Records from a collection:
=====

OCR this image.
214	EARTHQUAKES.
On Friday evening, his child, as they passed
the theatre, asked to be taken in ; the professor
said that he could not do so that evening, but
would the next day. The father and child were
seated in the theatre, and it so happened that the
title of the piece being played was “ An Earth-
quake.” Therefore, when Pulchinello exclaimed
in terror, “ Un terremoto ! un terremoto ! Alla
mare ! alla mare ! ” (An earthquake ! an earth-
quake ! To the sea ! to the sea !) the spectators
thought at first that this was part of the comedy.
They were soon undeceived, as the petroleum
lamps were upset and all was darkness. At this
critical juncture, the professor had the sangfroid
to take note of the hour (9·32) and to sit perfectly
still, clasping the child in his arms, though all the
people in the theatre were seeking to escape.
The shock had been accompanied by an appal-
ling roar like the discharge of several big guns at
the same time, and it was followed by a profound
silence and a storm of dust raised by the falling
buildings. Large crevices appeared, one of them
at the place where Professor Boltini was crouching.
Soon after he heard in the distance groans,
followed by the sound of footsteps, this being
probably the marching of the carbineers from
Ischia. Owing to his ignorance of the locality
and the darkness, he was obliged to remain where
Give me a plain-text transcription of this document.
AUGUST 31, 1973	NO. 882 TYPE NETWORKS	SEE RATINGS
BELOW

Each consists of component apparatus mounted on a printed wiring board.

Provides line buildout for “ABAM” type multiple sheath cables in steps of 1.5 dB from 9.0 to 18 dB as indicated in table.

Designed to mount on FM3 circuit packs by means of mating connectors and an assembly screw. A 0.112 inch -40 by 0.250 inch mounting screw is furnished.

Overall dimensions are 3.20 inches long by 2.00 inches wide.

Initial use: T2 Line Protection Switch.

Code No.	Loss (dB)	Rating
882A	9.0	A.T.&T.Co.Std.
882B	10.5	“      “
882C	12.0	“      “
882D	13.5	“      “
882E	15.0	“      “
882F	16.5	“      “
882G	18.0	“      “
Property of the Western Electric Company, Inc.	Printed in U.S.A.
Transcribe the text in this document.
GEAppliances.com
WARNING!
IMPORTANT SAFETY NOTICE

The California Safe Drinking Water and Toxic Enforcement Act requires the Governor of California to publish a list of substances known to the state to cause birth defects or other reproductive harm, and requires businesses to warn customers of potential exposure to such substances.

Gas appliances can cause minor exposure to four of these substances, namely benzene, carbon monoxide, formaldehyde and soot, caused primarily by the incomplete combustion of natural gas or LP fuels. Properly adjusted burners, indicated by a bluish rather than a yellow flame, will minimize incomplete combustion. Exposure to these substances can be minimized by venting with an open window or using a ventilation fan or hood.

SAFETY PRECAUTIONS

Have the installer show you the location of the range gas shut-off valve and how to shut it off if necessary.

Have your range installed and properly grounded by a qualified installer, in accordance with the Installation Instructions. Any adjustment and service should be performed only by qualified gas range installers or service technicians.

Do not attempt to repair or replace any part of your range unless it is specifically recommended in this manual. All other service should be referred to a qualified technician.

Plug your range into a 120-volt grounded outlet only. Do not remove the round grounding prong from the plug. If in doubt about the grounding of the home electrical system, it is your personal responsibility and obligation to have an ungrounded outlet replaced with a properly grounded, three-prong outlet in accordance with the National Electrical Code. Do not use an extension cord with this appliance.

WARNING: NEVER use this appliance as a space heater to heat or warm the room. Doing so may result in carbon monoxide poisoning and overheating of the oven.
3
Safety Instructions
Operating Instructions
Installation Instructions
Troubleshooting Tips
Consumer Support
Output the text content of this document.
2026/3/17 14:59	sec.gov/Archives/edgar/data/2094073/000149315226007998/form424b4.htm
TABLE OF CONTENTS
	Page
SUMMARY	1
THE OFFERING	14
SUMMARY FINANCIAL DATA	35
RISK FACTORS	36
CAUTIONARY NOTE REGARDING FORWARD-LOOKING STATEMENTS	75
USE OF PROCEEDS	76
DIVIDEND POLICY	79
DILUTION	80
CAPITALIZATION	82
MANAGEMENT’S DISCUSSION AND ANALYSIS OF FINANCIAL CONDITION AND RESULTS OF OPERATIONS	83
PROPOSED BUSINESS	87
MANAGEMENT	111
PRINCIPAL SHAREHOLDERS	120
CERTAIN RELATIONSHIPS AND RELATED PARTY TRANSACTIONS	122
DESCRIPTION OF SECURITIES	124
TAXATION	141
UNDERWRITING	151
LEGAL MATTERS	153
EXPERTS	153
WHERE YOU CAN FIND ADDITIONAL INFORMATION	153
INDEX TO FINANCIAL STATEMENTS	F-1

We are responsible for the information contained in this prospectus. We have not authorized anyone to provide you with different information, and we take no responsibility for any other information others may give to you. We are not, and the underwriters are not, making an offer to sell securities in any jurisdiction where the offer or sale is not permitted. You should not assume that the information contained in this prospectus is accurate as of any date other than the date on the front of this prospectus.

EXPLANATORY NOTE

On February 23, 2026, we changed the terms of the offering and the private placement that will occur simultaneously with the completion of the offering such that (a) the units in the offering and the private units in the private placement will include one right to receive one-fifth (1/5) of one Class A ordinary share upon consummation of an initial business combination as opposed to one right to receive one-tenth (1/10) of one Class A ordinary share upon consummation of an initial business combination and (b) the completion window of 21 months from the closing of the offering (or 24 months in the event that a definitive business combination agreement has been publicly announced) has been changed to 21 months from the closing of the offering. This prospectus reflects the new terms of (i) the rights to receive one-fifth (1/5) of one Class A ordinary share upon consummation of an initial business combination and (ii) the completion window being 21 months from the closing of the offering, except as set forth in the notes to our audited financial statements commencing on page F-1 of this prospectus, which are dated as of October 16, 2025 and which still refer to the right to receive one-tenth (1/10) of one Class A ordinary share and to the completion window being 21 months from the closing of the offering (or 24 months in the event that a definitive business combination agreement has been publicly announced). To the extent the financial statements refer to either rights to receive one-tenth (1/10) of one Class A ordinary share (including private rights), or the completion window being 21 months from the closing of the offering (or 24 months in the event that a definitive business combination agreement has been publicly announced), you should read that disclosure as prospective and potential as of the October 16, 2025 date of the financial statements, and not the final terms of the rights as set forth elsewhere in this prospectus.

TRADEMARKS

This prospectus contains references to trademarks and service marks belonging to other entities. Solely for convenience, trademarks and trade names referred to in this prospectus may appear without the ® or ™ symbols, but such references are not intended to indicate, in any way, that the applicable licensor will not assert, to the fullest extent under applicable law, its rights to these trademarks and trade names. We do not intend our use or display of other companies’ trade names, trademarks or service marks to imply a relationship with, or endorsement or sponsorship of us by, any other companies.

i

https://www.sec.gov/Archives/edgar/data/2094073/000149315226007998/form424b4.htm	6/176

=====

> _Instructions to follow_
The listing above must be transcribed exactly, line by line.

> _Final result_
OCR this image.
214	EARTHQUAKES.
On Friday evening, his child, as they passed
the theatre, asked to be taken in ; the professor
said that he could not do so that evening, but
would the next day. The father and child were
seated in the theatre, and it so happened that the
title of the piece being played was “ An Earth-
quake.” Therefore, when Pulchinello exclaimed
in terror, “ Un terremoto ! un terremoto ! Alla
mare ! alla mare ! ” (An earthquake ! an earth-
quake ! To the sea ! to the sea !) the spectators
thought at first that this was part of the comedy.
They were soon undeceived, as the petroleum
lamps were upset and all was darkness. At this
critical juncture, the professor had the sangfroid
to take note of the hour (9·32) and to sit perfectly
still, clasping the child in his arms, though all the
people in the theatre were seeking to escape.
The shock had been accompanied by an appal-
ling roar like the discharge of several big guns at
the same time, and it was followed by a profound
silence and a storm of dust raised by the falling
buildings. Large crevices appeared, one of them
at the place where Professor Boltini was crouching.
Soon after he heard in the distance groans,
followed by the sound of footsteps, this being
probably the marching of the carbineers from
Ischia. Owing to his ignorance of the locality
and the darkness, he was obliged to remain where
Give me a plain-text transcription of this document.
AUGUST 31, 1973	NO. 882 TYPE NETWORKS	SEE RATINGS
BELOW

Each consists of component apparatus mounted on a printed wiring board.

Provides line buildout for “ABAM” type multiple sheath cables in steps of 1.5 dB from 9.0 to 18 dB as indicated in table.

Designed to mount on FM3 circuit packs by means of mating connectors and an assembly screw. A 0.112 inch -40 by 0.250 inch mounting screw is furnished.

Overall dimensions are 3.20 inches long by 2.00 inches wide.

Initial use: T2 Line Protection Switch.

Code No.	Loss (dB)	Rating
882A	9.0	A.T.&T.Co.Std.
882B	10.5	“      “
882C	12.0	“      “
882D	13.5	“      “
882E	15.0	“      “
882F	16.5	“      “
882G	18.0	“      “
Property of the Western Electric Company, Inc.	Printed in U.S.A.
Transcribe the text in this document.
GEAppliances.com
WARNING!
IMPORTANT SAFETY NOTICE

The California Safe Drinking Water and Toxic Enforcement Act requires the Governor of California to publish a list of substances known to the state to cause birth defects or other reproductive harm, and requires businesses to warn customers of potential exposure to such substances.

Gas appliances can cause minor exposure to four of these substances, namely benzene, carbon monoxide, formaldehyde and soot, caused primarily by the incomplete combustion of natural gas or LP fuels. Properly adjusted burners, indicated by a bluish rather than a yellow flame, will minimize incomplete combustion. Exposure to these substances can be minimized by venting with an open window or using a ventilation fan or hood.

SAFETY PRECAUTIONS

Have the installer show you the location of the range gas shut-off valve and how to shut it off if necessary.

Have your range installed and properly grounded by a qualified installer, in accordance with the Installation Instructions. Any adjustment and service should be performed only by qualified gas range installers or service technicians.

Do not attempt to repair or replace any part of your range unless it is specifically recommended in this manual. All other service should be referred to a qualified technician.

Plug your range into a 120-volt grounded outlet only. Do not remove the round grounding prong from the plug. If in doubt about the grounding of the home electrical system, it is your personal responsibility and obligation to have an ungrounded outlet replaced with a properly grounded, three-prong outlet in accordance with the National Electrical Code. Do not use an extension cord with this appliance.

WARNING: NEVER use this appliance as a space heater to heat or warm the room. Doing so may result in carbon monoxide poisoning and overheating of the oven.
3
Safety Instructions
Operating Instructions
Installation Instructions
Troubleshooting Tips
Consumer Support
Output the text content of this document.
2026/3/17 14:59	sec.gov/Archives/edgar/data/2094073/000149315226007998/form424b4.htm
TABLE OF CONTENTS
	Page
SUMMARY	1
THE OFFERING	14
SUMMARY FINANCIAL DATA	35
RISK FACTORS	36
CAUTIONARY NOTE REGARDING FORWARD-LOOKING STATEMENTS	75
USE OF PROCEEDS	76
DIVIDEND POLICY	79
DILUTION	80
CAPITALIZATION	82
MANAGEMENT’S DISCUSSION AND ANALYSIS OF FINANCIAL CONDITION AND RESULTS OF OPERATIONS	83
PROPOSED BUSINESS	87
MANAGEMENT	111
PRINCIPAL SHAREHOLDERS	120
CERTAIN RELATIONSHIPS AND RELATED PARTY TRANSACTIONS	122
DESCRIPTION OF SECURITIES	124
TAXATION	141
UNDERWRITING	151
LEGAL MATTERS	153
EXPERTS	153
WHERE YOU CAN FIND ADDITIONAL INFORMATION	153
INDEX TO FINANCIAL STATEMENTS	F-1

We are responsible for the information contained in this prospectus. We have not authorized anyone to provide you with different information, and we take no responsibility for any other information others may give to you. We are not, and the underwriters are not, making an offer to sell securities in any jurisdiction where the offer or sale is not permitted. You should not assume that the information contained in this prospectus is accurate as of any date other than the date on the front of this prospectus.

EXPLANATORY NOTE

On February 23, 2026, we changed the terms of the offering and the private placement that will occur simultaneously with the completion of the offering such that (a) the units in the offering and the private units in the private placement will include one right to receive one-fifth (1/5) of one Class A ordinary share upon consummation of an initial business combination as opposed to one right to receive one-tenth (1/10) of one Class A ordinary share upon consummation of an initial business combination and (b) the completion window of 21 months from the closing of the offering (or 24 months in the event that a definitive business combination agreement has been publicly announced) has been changed to 21 months from the closing of the offering. This prospectus reflects the new terms of (i) the rights to receive one-fifth (1/5) of one Class A ordinary share upon consummation of an initial business combination and (ii) the completion window being 21 months from the closing of the offering, except as set forth in the notes to our audited financial statements commencing on page F-1 of this prospectus, which are dated as of October 16, 2025 and which still refer to the right to receive one-tenth (1/10) of one Class A ordinary share and to the completion window being 21 months from the closing of the offering (or 24 months in the event that a definitive business combination agreement has been publicly announced). To the extent the financial statements refer to either rights to receive one-tenth (1/10) of one Class A ordinary share (including private rights), or the completion window being 21 months from the closing of the offering (or 24 months in the event that a definitive business combination agreement has been publicly announced), you should read that disclosure as prospective and potential as of the October 16, 2025 date of the financial statements, and not the final terms of the rights as set forth elsewhere in this prospectus.

TRADEMARKS

This prospectus contains references to trademarks and service marks belonging to other entities. Solely for convenience, trademarks and trade names referred to in this prospectus may appear without the ® or ™ symbols, but such references are not intended to indicate, in any way, that the applicable licensor will not assert, to the fullest extent under applicable law, its rights to these trademarks and trade names. We do not intend our use or display of other companies’ trade names, trademarks or service marks to imply a relationship with, or endorsement or sponsorship of us by, any other companies.

i

https://www.sec.gov/Archives/edgar/data/2094073/000149315226007998/form424b4.htm	6/176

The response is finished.